-- GIVEN INSTRUCTION --
Locate the word "your" in the entries below, then gather every line that holds it.

[Extracted records]

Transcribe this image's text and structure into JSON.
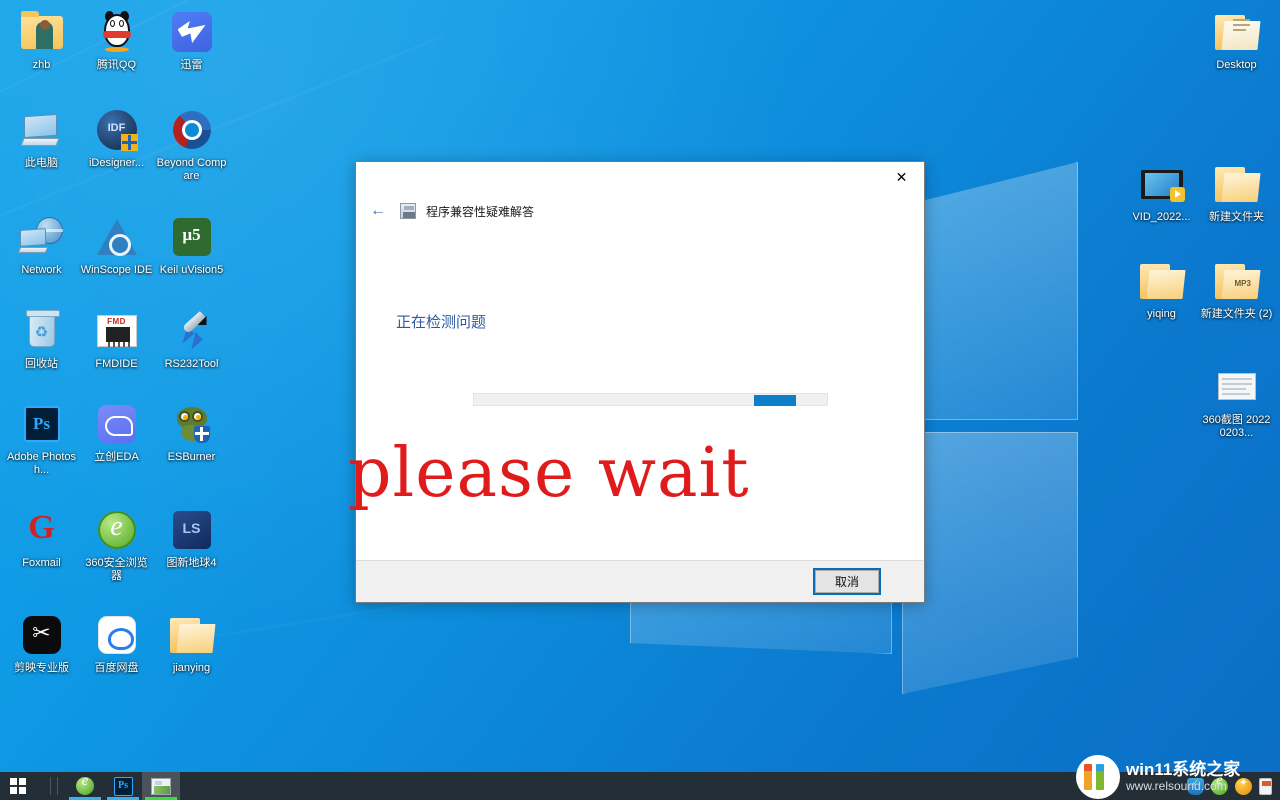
{
  "desktop": {
    "wallpaper_color": "#0d8ada",
    "icons_left": [
      [
        {
          "label": "zhb",
          "icon": "folder-user-icon"
        },
        {
          "label": "腾讯QQ",
          "icon": "tencent-qq-icon"
        },
        {
          "label": "迅雷",
          "icon": "thunder-download-icon"
        }
      ],
      [
        {
          "label": "此电脑",
          "icon": "this-pc-icon"
        },
        {
          "label": "iDesigner...",
          "icon": "idesigner-icon"
        },
        {
          "label": "Beyond Compare",
          "icon": "beyond-compare-icon"
        }
      ],
      [
        {
          "label": "Network",
          "icon": "network-icon"
        },
        {
          "label": "WinScope IDE",
          "icon": "winscope-ide-icon"
        },
        {
          "label": "Keil uVision5",
          "icon": "keil-uvision5-icon"
        }
      ],
      [
        {
          "label": "回收站",
          "icon": "recycle-bin-icon"
        },
        {
          "label": "FMDIDE",
          "icon": "fmdide-chip-icon"
        },
        {
          "label": "RS232Tool",
          "icon": "rs232tool-rocket-icon"
        }
      ],
      [
        {
          "label": "Adobe Photosh...",
          "icon": "adobe-photoshop-icon"
        },
        {
          "label": "立创EDA",
          "icon": "lceda-icon"
        },
        {
          "label": "ESBurner",
          "icon": "esburner-owl-icon"
        }
      ],
      [
        {
          "label": "Foxmail",
          "icon": "foxmail-icon"
        },
        {
          "label": "360安全浏览器",
          "icon": "360-browser-icon"
        },
        {
          "label": "图新地球4",
          "icon": "tuxin-earth4-icon"
        }
      ],
      [
        {
          "label": "剪映专业版",
          "icon": "jianying-pro-icon"
        },
        {
          "label": "百度网盘",
          "icon": "baidu-netdisk-icon"
        },
        {
          "label": "jianying",
          "icon": "folder-open-icon"
        }
      ]
    ],
    "icons_right": [
      [
        {
          "label": "",
          "icon": "empty"
        },
        {
          "label": "Desktop",
          "icon": "folder-documents-icon"
        }
      ],
      [
        {
          "label": "VID_2022...",
          "icon": "video-file-icon"
        },
        {
          "label": "新建文件夹",
          "icon": "folder-icon"
        }
      ],
      [
        {
          "label": "yiqing",
          "icon": "folder-open-icon"
        },
        {
          "label": "新建文件夹 (2)",
          "icon": "folder-mp3-icon"
        }
      ],
      [
        {
          "label": "",
          "icon": "empty"
        },
        {
          "label": "360截图 20220203...",
          "icon": "screenshot-file-icon"
        }
      ]
    ]
  },
  "dialog": {
    "title": "程序兼容性疑难解答",
    "app_icon": "troubleshooter-icon",
    "back_label": "←",
    "close_label": "✕",
    "status": "正在检测问题",
    "overlay_text": "please wait",
    "overlay_color": "#e01b1b",
    "progress": {
      "indeterminate": true,
      "chunk_position_percent": 79,
      "track_color": "#f0f0f0",
      "chunk_color": "#0d7ec8"
    },
    "cancel_label": "取消"
  },
  "taskbar": {
    "background": "#242e36",
    "start_label": "开始",
    "items": [
      {
        "label": "360安全浏览器",
        "icon": "360-browser-icon",
        "state": "running"
      },
      {
        "label": "Adobe Photoshop",
        "icon": "adobe-photoshop-icon",
        "state": "running"
      },
      {
        "label": "程序兼容性疑难解答",
        "icon": "troubleshooter-icon",
        "state": "active"
      }
    ],
    "tray": [
      {
        "label": "360安全卫士",
        "icon": "shield-check-icon"
      },
      {
        "label": "360安全浏览器",
        "icon": "360-browser-icon"
      },
      {
        "label": "360软件管家",
        "icon": "star-burst-icon"
      },
      {
        "label": "安全删除硬件并弹出媒体",
        "icon": "usb-eject-icon"
      }
    ]
  },
  "watermark": {
    "title": "win11系统之家",
    "url": "www.relsound.com"
  }
}
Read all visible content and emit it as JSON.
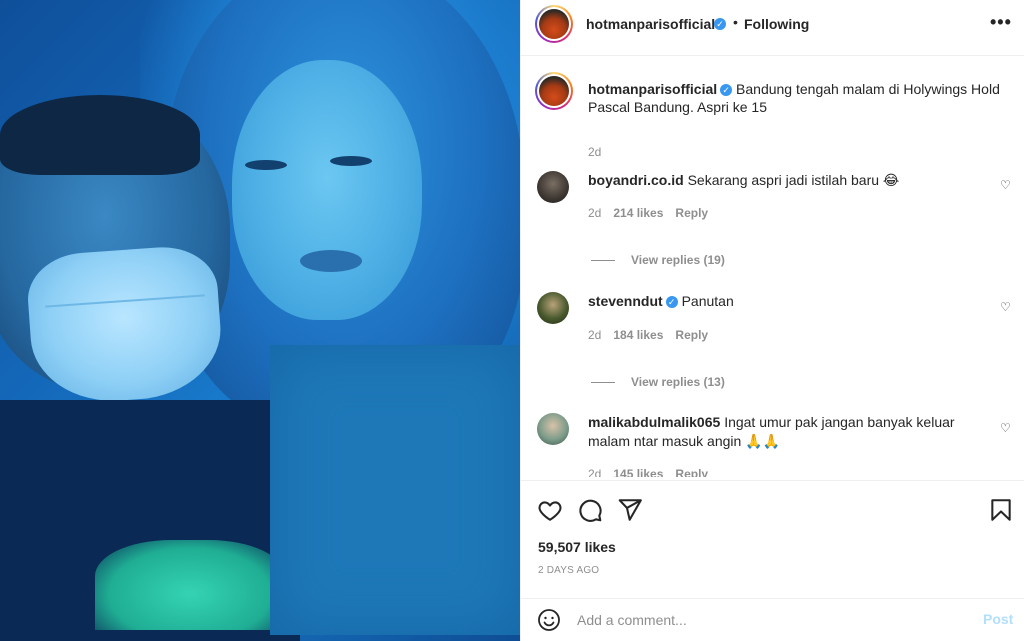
{
  "post": {
    "username": "hotmanparisofficial",
    "following_label": "Following",
    "dot": "•",
    "more": "•••"
  },
  "caption": {
    "username": "hotmanparisofficial",
    "text": "Bandung tengah malam di Holywings Hold Pascal Bandung. Aspri ke 15",
    "time": "2d"
  },
  "comments": [
    {
      "username": "boyandri.co.id",
      "text": "Sekarang aspri jadi istilah baru 😂",
      "time": "2d",
      "likes": "214 likes",
      "reply_label": "Reply",
      "view_replies": "View replies (19)",
      "verified": false
    },
    {
      "username": "stevenndut",
      "text": "Panutan",
      "time": "2d",
      "likes": "184 likes",
      "reply_label": "Reply",
      "view_replies": "View replies (13)",
      "verified": true
    },
    {
      "username": "malikabdulmalik065",
      "text": "Ingat umur pak jangan banyak keluar malam ntar masuk angin 🙏🙏",
      "time": "2d",
      "likes": "145 likes",
      "reply_label": "Reply",
      "verified": false
    }
  ],
  "actions": {
    "icons": [
      "heart-icon",
      "comment-icon",
      "share-icon",
      "bookmark-icon"
    ],
    "likes": "59,507 likes",
    "time": "2 DAYS AGO"
  },
  "add_comment": {
    "placeholder": "Add a comment...",
    "post_label": "Post"
  },
  "colors": {
    "verified": "#3897f0",
    "post_disabled": "#b2dffc",
    "muted": "#8e8e8e"
  }
}
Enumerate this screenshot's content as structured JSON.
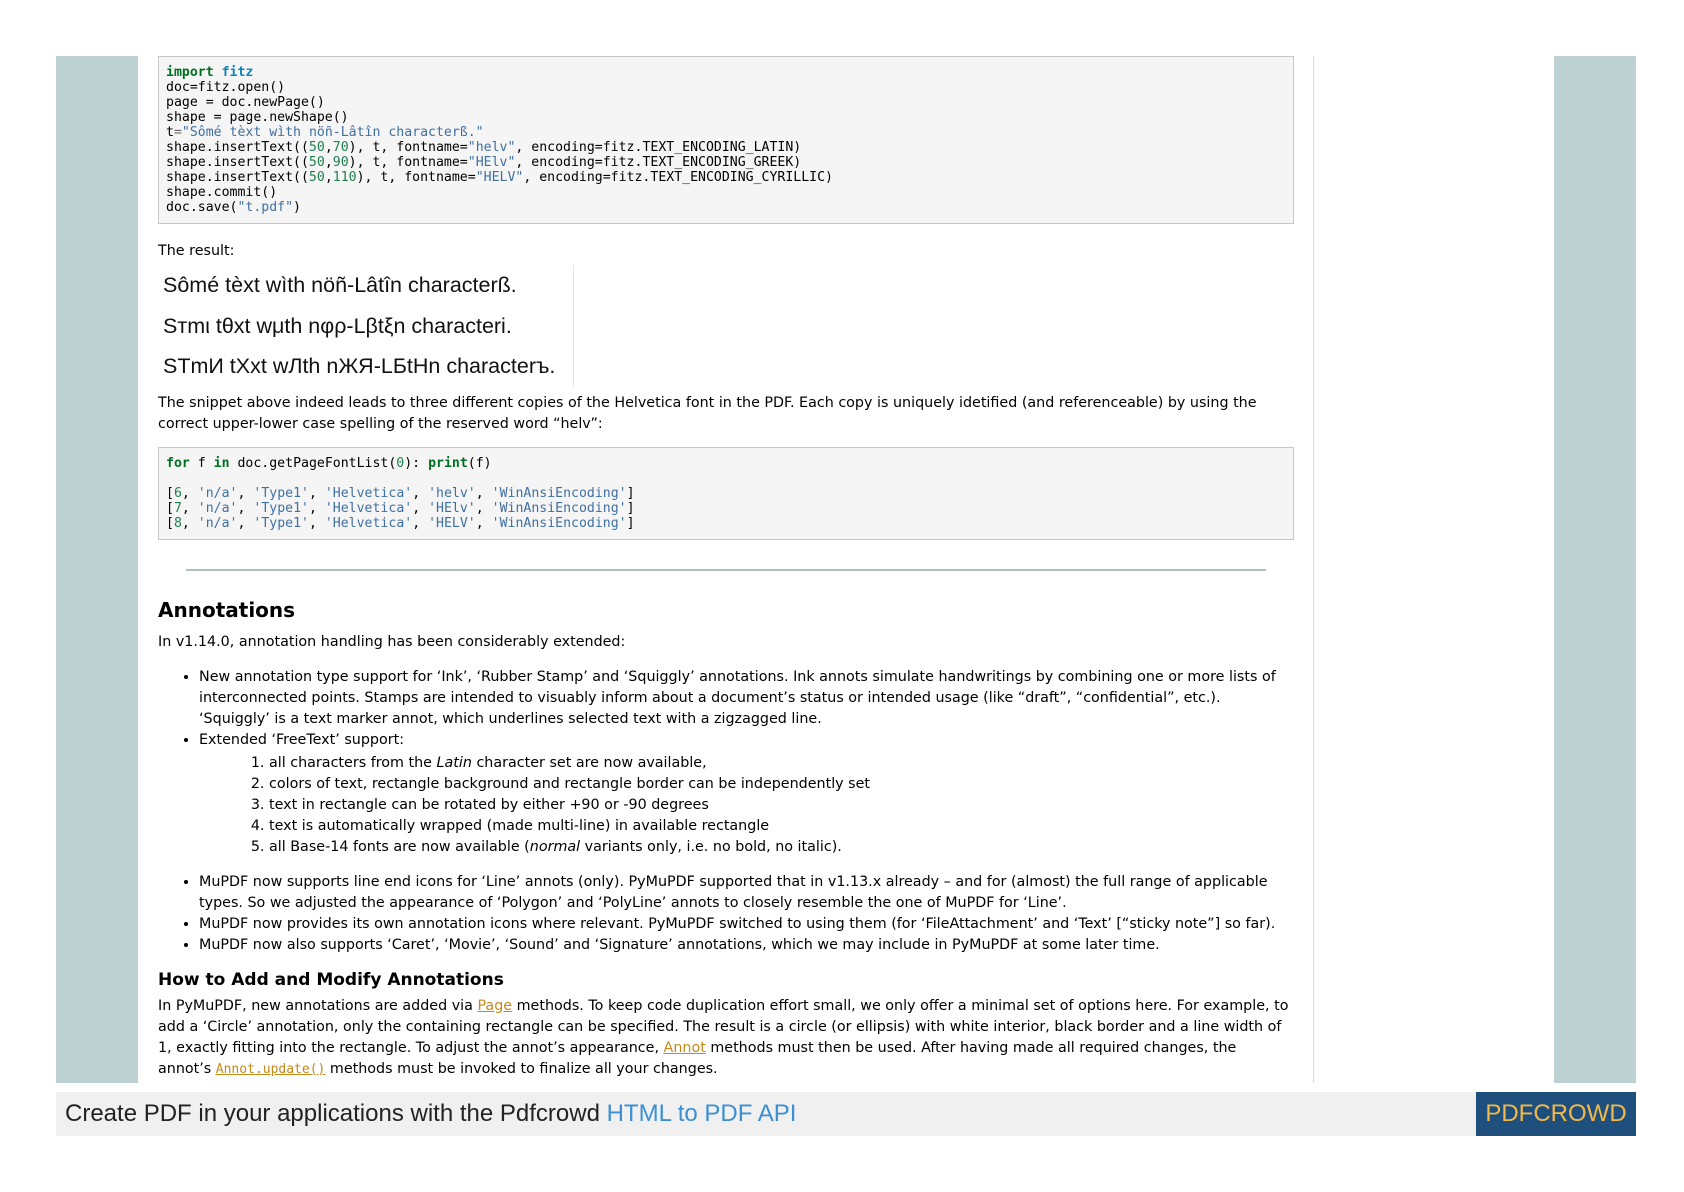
{
  "code1": {
    "kw_import": "import",
    "mod_fitz": "fitz",
    "l2": "doc=fitz.open()",
    "l3": "page = doc.newPage()",
    "l4": "shape = page.newShape()",
    "l5_var": "t",
    "l5_str": "\"Sômé tèxt wìth nöñ-Lâtîn characterß.\"",
    "ins_prefix": "shape.insertText((",
    "ins_sep": ",",
    "ins_mid": "), t, fontname=",
    "ins_enc": ", encoding=fitz.",
    "r1_x": "50",
    "r1_y": "70",
    "r1_font": "\"helv\"",
    "r1_enc": "TEXT_ENCODING_LATIN)",
    "r2_x": "50",
    "r2_y": "90",
    "r2_font": "\"HElv\"",
    "r2_enc": "TEXT_ENCODING_GREEK)",
    "r3_x": "50",
    "r3_y": "110",
    "r3_font": "\"HELV\"",
    "r3_enc": "TEXT_ENCODING_CYRILLIC)",
    "l9": "shape.commit()",
    "l10_pre": "doc.save(",
    "l10_str": "\"t.pdf\"",
    "l10_post": ")"
  },
  "result": {
    "label": "The result:",
    "lines": [
      "Sômé tèxt wìth nöñ-Lâtîn characterß.",
      "Sтmι tθxt wμth nφρ-Lβtξn characterі.",
      "STmИ tXxt wЛth nЖЯ-LБtHn characterъ."
    ]
  },
  "para_snippet": "The snippet above indeed leads to three different copies of the Helvetica font in the PDF. Each copy is uniquely idetified (and referenceable) by using the correct upper-lower case spelling of the reserved word “helv”:",
  "code2": {
    "kw_for": "for",
    "var_f": " f ",
    "kw_in": "in",
    "call": " doc.getPageFontList(",
    "zero": "0",
    "close": "): ",
    "kw_print": "print",
    "print_arg": "(f)",
    "rows": [
      {
        "num": "6",
        "name": "'helv'"
      },
      {
        "num": "7",
        "name": "'HElv'"
      },
      {
        "num": "8",
        "name": "'HELV'"
      }
    ],
    "row_na": "'n/a'",
    "row_type": "'Type1'",
    "row_font": "'Helvetica'",
    "row_enc": "'WinAnsiEncoding'"
  },
  "annotations": {
    "heading": "Annotations",
    "intro": "In v1.14.0, annotation handling has been considerably extended:",
    "bullet1": "New annotation type support for ‘Ink’, ‘Rubber Stamp’ and ‘Squiggly’ annotations. Ink annots simulate handwritings by combining one or more lists of interconnected points. Stamps are intended to visuably inform about a document’s status or intended usage (like “draft”, “confidential”, etc.). ‘Squiggly’ is a text marker annot, which underlines selected text with a zigzagged line.",
    "bullet2": "Extended ‘FreeText’ support:",
    "sub1_pre": "all characters from the ",
    "sub1_em": "Latin",
    "sub1_post": " character set are now available,",
    "sub2": "colors of text, rectangle background and rectangle border can be independently set",
    "sub3": "text in rectangle can be rotated by either +90 or -90 degrees",
    "sub4": "text is automatically wrapped (made multi-line) in available rectangle",
    "sub5_pre": "all Base-14 fonts are now available (",
    "sub5_em": "normal",
    "sub5_post": " variants only, i.e. no bold, no italic).",
    "bullet3": "MuPDF now supports line end icons for ‘Line’ annots (only). PyMuPDF supported that in v1.13.x already – and for (almost) the full range of applicable types. So we adjusted the appearance of ‘Polygon’ and ‘PolyLine’ annots to closely resemble the one of MuPDF for ‘Line’.",
    "bullet4": "MuPDF now provides its own annotation icons where relevant. PyMuPDF switched to using them (for ‘FileAttachment’ and ‘Text’ [“sticky note”] so far).",
    "bullet5": "MuPDF now also supports ‘Caret’, ‘Movie’, ‘Sound’ and ‘Signature’ annotations, which we may include in PyMuPDF at some later time."
  },
  "howto": {
    "heading": "How to Add and Modify Annotations",
    "p_a": "In PyMuPDF, new annotations are added via ",
    "link_page": "Page",
    "p_b": " methods. To keep code duplication effort small, we only offer a minimal set of options here. For example, to add a ‘Circle’ annotation, only the containing rectangle can be specified. The result is a circle (or ellipsis) with white interior, black border and a line width of 1, exactly fitting into the rectangle. To adjust the annot’s appearance, ",
    "link_annot": "Annot",
    "p_c": " methods must then be used. After having made all required changes, the annot’s ",
    "link_update": "Annot.update()",
    "p_d": " methods must be invoked to finalize all your changes."
  },
  "footer": {
    "text": "Create PDF in your applications with the Pdfcrowd ",
    "link": "HTML to PDF API",
    "brand": "PDFCROWD"
  }
}
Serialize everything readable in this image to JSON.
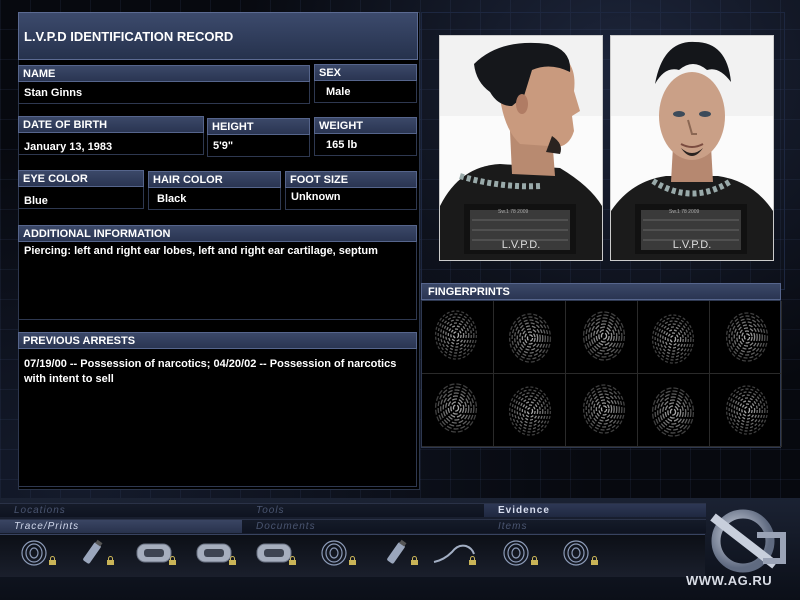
{
  "record": {
    "title": "L.V.P.D IDENTIFICATION RECORD",
    "fields": {
      "name": {
        "label": "NAME",
        "value": "Stan Ginns"
      },
      "sex": {
        "label": "SEX",
        "value": "Male"
      },
      "dob": {
        "label": "DATE OF BIRTH",
        "value": "January 13, 1983"
      },
      "height": {
        "label": "HEIGHT",
        "value": "5'9\""
      },
      "weight": {
        "label": "WEIGHT",
        "value": "165 lb"
      },
      "eye_color": {
        "label": "EYE COLOR",
        "value": "Blue"
      },
      "hair_color": {
        "label": "HAIR COLOR",
        "value": "Black"
      },
      "foot_size": {
        "label": "FOOT SIZE",
        "value": "Unknown"
      }
    },
    "additional": {
      "label": "ADDITIONAL INFORMATION",
      "value": "Piercing: left and right ear lobes, left and right ear cartilage, septum"
    },
    "arrests": {
      "label": "PREVIOUS ARRESTS",
      "value": "07/19/00 -- Possession of narcotics; 04/20/02 -- Possession of narcotics with intent to sell"
    }
  },
  "mugshots": {
    "placard_text": "L.V.P.D.",
    "placard_small": "Sw.1 78 2009"
  },
  "fingerprints": {
    "label": "FINGERPRINTS",
    "count": 10
  },
  "inventory": {
    "tabs": {
      "locations": "Locations",
      "tools": "Tools",
      "evidence": "Evidence",
      "trace_prints": "Trace/Prints",
      "documents": "Documents",
      "items": "Items"
    },
    "items": [
      "fingerprint-icon",
      "spray-bottle-icon",
      "tape-lift-icon",
      "tape-lift-icon",
      "tape-lift-icon",
      "fingerprint-icon",
      "spray-bottle-icon",
      "swab-wire-icon",
      "fingerprint-icon",
      "fingerprint-icon"
    ]
  },
  "watermark": "WWW.AG.RU",
  "colors": {
    "header_blue": "#3b4868",
    "header_border": "#56658c",
    "panel_bg": "#000000"
  }
}
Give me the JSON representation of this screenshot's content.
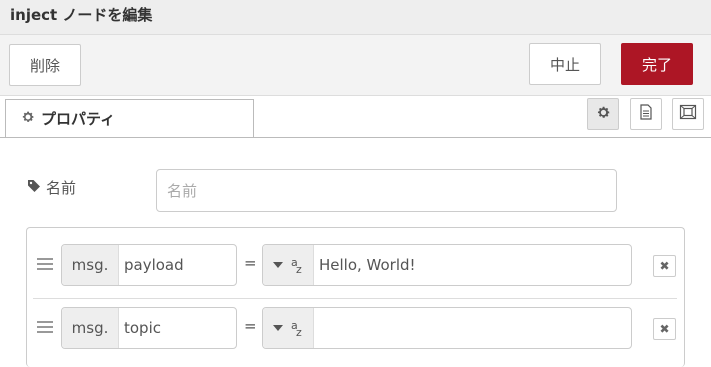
{
  "dialog": {
    "title": "inject ノードを編集"
  },
  "toolbar": {
    "delete_label": "削除",
    "cancel_label": "中止",
    "done_label": "完了",
    "done_color": "#ad1625"
  },
  "tabs": {
    "properties_label": "プロパティ",
    "icons": [
      "gear-icon",
      "document-icon",
      "appearance-icon"
    ]
  },
  "form": {
    "name_label": "名前",
    "name_placeholder": "名前",
    "name_value": ""
  },
  "props": [
    {
      "prefix": "msg.",
      "property": "payload",
      "equals": "=",
      "type_icon": "string-az-icon",
      "value": "Hello, World!"
    },
    {
      "prefix": "msg.",
      "property": "topic",
      "equals": "=",
      "type_icon": "string-az-icon",
      "value": ""
    }
  ]
}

-- EXPECTED ANSWER --
    "p_d": " methods must be invoked to finalize all your changes."
    "text": "Create PDF in your applications with the Pdfcrowd ",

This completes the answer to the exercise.